INSTRUCTION
Write the listing below out again exactly, dropping the images.

Stored records:
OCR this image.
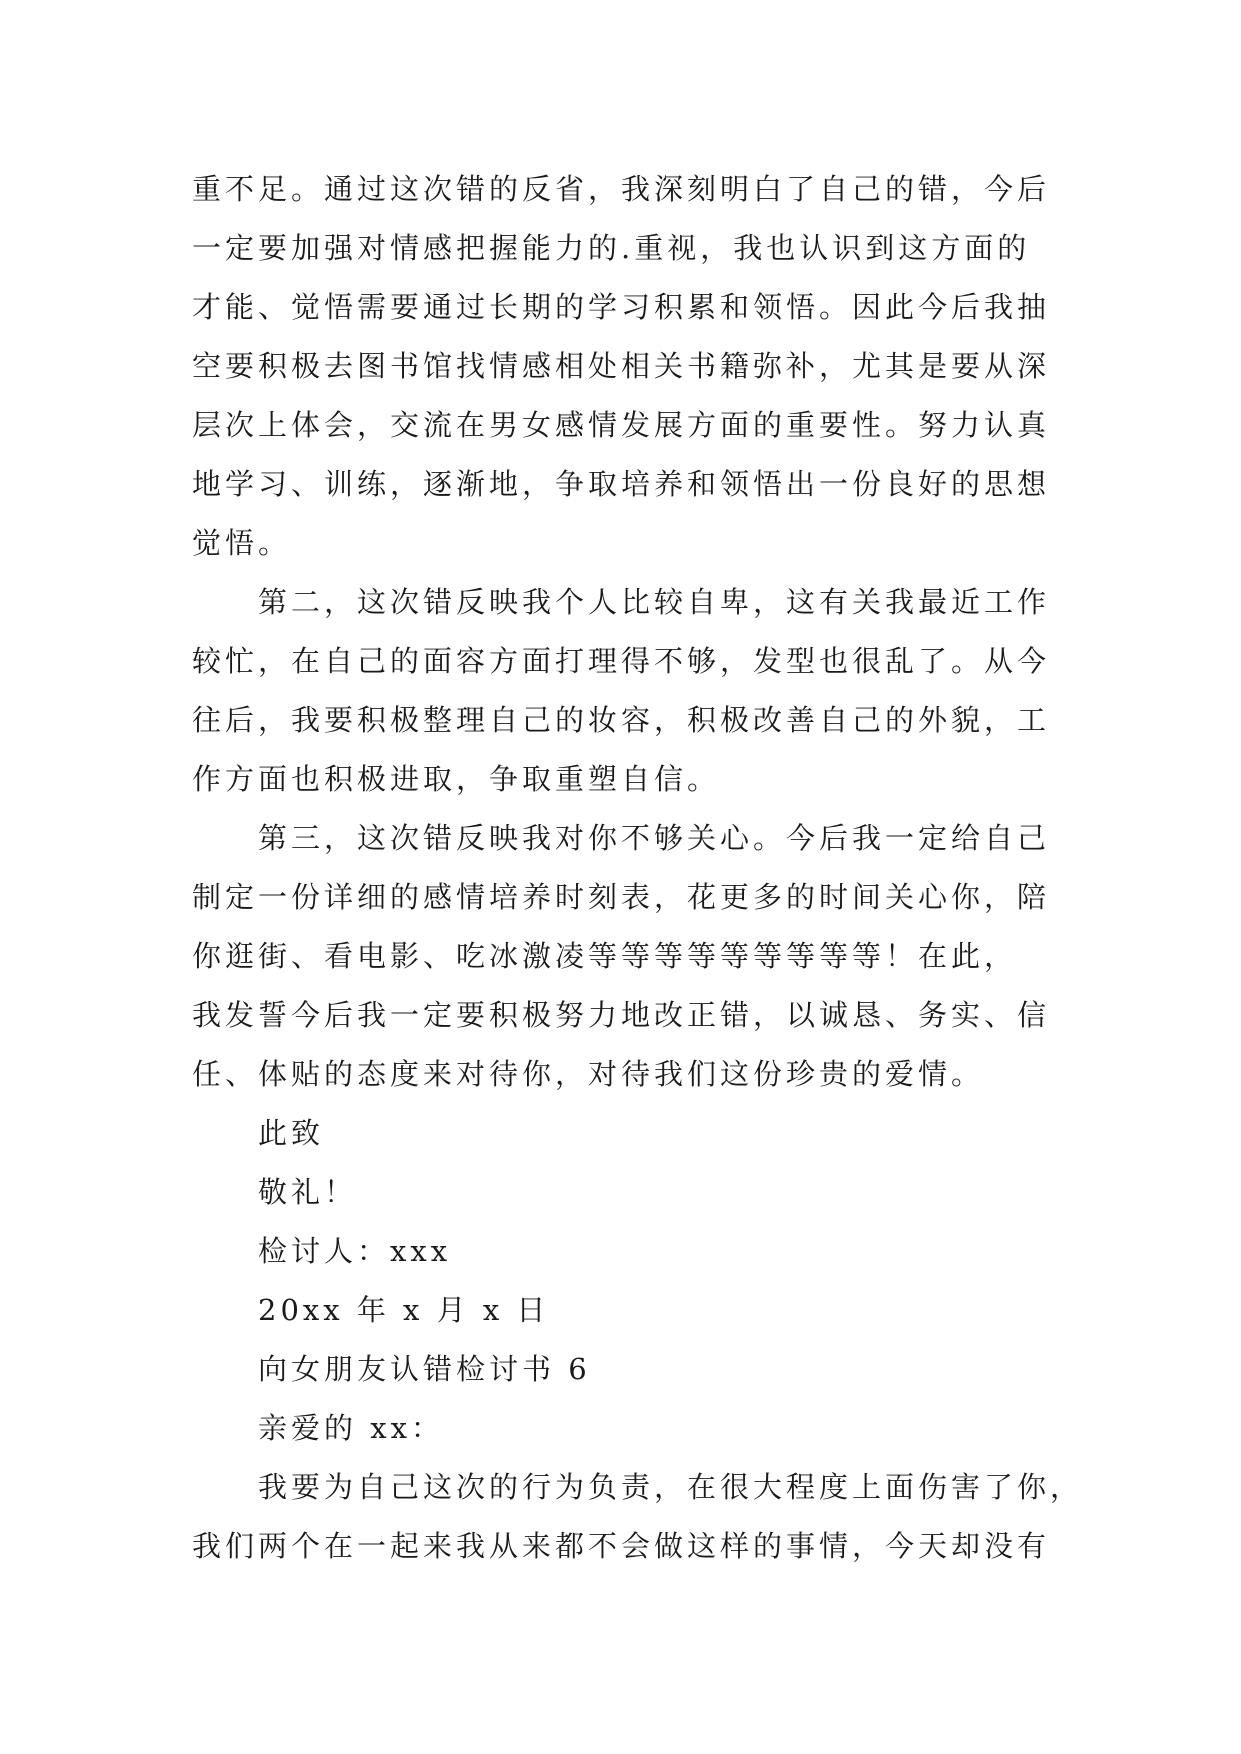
重不足。通过这次错的反省，我深刻明白了自己的错，今后
一定要加强对情感把握能力的.重视，我也认识到这方面的
才能、觉悟需要通过长期的学习积累和领悟。因此今后我抽
空要积极去图书馆找情感相处相关书籍弥补，尤其是要从深
层次上体会，交流在男女感情发展方面的重要性。努力认真
地学习、训练，逐渐地，争取培养和领悟出一份良好的思想
觉悟。
第二，这次错反映我个人比较自卑，这有关我最近工作
较忙，在自己的面容方面打理得不够，发型也很乱了。从今
往后，我要积极整理自己的妆容，积极改善自己的外貌，工
作方面也积极进取，争取重塑自信。
第三，这次错反映我对你不够关心。今后我一定给自己
制定一份详细的感情培养时刻表，花更多的时间关心你，陪
你逛街、看电影、吃冰激凌等等等等等等等等等！在此，
我发誓今后我一定要积极努力地改正错，以诚恳、务实、信
任、体贴的态度来对待你，对待我们这份珍贵的爱情。
此致
敬礼！
检讨人：xxx
20xx 年 x 月 x 日
向女朋友认错检讨书 6
亲爱的 xx：
我要为自己这次的行为负责，在很大程度上面伤害了你，
我们两个在一起来我从来都不会做这样的事情，今天却没有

FULL ANSWER
OCR this image.
重不足。通过这次错的反省，我深刻明白了自己的错，今后
一定要加强对情感把握能力的.重视，我也认识到这方面的
才能、觉悟需要通过长期的学习积累和领悟。因此今后我抽
空要积极去图书馆找情感相处相关书籍弥补，尤其是要从深
层次上体会，交流在男女感情发展方面的重要性。努力认真
地学习、训练，逐渐地，争取培养和领悟出一份良好的思想
觉悟。
第二，这次错反映我个人比较自卑，这有关我最近工作
较忙，在自己的面容方面打理得不够，发型也很乱了。从今
往后，我要积极整理自己的妆容，积极改善自己的外貌，工
作方面也积极进取，争取重塑自信。
第三，这次错反映我对你不够关心。今后我一定给自己
制定一份详细的感情培养时刻表，花更多的时间关心你，陪
你逛街、看电影、吃冰激凌等等等等等等等等等！在此，
我发誓今后我一定要积极努力地改正错，以诚恳、务实、信
任、体贴的态度来对待你，对待我们这份珍贵的爱情。
此致
敬礼！
检讨人：xxx
20xx 年 x 月 x 日
向女朋友认错检讨书 6
亲爱的 xx：
我要为自己这次的行为负责，在很大程度上面伤害了你，
我们两个在一起来我从来都不会做这样的事情，今天却没有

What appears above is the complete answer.